## Task directions
Find the line that contains "Read out every word on this page.". Repeat that line and all lines following it, exactly, through the end of the listing below.

::: Entries :::

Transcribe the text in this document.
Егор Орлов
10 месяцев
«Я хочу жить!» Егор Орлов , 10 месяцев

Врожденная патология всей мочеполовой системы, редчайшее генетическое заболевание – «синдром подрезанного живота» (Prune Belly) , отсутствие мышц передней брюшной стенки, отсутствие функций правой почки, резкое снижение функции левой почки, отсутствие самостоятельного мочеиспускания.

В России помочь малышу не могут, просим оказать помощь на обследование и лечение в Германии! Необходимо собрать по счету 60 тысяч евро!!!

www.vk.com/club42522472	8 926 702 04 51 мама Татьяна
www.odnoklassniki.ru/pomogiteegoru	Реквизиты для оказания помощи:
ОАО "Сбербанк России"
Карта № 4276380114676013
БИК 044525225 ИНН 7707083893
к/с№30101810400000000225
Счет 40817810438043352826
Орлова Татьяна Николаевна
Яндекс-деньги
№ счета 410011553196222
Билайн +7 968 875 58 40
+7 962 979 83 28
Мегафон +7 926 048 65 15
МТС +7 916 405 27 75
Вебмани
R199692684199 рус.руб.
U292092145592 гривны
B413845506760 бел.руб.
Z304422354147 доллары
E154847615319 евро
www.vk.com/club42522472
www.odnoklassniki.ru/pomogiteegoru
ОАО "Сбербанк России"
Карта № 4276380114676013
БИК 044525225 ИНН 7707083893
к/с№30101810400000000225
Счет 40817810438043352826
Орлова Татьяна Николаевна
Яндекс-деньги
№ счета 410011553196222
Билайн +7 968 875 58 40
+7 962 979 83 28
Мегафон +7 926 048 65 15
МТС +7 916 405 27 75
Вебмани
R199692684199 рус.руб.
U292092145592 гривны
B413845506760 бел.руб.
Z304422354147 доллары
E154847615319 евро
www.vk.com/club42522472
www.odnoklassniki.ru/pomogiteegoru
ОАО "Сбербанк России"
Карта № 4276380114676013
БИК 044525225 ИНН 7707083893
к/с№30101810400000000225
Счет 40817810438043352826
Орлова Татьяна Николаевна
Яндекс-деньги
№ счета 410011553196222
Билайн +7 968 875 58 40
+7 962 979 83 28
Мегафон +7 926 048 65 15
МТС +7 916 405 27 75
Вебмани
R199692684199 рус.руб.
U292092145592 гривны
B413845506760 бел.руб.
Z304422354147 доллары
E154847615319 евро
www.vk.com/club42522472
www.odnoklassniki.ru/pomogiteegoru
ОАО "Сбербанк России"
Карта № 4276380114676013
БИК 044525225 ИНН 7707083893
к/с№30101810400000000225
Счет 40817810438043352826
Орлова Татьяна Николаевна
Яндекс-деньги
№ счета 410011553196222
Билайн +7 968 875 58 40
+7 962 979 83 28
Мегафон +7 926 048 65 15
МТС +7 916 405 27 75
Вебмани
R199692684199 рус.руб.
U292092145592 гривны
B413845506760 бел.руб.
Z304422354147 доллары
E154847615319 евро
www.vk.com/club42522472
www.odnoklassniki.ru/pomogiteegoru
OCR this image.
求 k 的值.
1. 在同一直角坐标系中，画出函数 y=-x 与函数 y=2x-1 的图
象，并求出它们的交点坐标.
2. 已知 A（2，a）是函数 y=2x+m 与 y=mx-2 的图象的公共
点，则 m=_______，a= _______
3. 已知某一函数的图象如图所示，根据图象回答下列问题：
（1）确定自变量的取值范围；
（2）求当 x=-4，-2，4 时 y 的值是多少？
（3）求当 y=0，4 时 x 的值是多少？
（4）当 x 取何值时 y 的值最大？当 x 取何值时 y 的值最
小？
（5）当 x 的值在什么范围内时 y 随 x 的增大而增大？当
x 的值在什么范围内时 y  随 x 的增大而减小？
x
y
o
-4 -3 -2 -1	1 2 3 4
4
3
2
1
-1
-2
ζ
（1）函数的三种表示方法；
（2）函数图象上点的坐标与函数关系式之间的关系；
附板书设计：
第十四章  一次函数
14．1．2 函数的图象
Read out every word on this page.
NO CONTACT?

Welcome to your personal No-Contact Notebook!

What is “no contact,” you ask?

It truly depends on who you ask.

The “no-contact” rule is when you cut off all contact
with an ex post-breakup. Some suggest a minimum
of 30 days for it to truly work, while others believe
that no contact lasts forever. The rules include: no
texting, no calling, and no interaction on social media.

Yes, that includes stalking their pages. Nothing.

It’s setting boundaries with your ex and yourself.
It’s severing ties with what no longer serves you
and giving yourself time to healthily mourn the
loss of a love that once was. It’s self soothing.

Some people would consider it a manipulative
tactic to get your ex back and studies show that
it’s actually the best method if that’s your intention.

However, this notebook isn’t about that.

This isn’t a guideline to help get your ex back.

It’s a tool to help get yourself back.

:::

## Correct answer
Read out every word on this page.
NO CONTACT?

Welcome to your personal No-Contact Notebook!

What is “no contact,” you ask?

It truly depends on who you ask.

The “no-contact” rule is when you cut off all contact
with an ex post-breakup. Some suggest a minimum
of 30 days for it to truly work, while others believe
that no contact lasts forever. The rules include: no
texting, no calling, and no interaction on social media.

Yes, that includes stalking their pages. Nothing.

It’s setting boundaries with your ex and yourself.
It’s severing ties with what no longer serves you
and giving yourself time to healthily mourn the
loss of a love that once was. It’s self soothing.

Some people would consider it a manipulative
tactic to get your ex back and studies show that
it’s actually the best method if that’s your intention.

However, this notebook isn’t about that.

This isn’t a guideline to help get your ex back.

It’s a tool to help get yourself back.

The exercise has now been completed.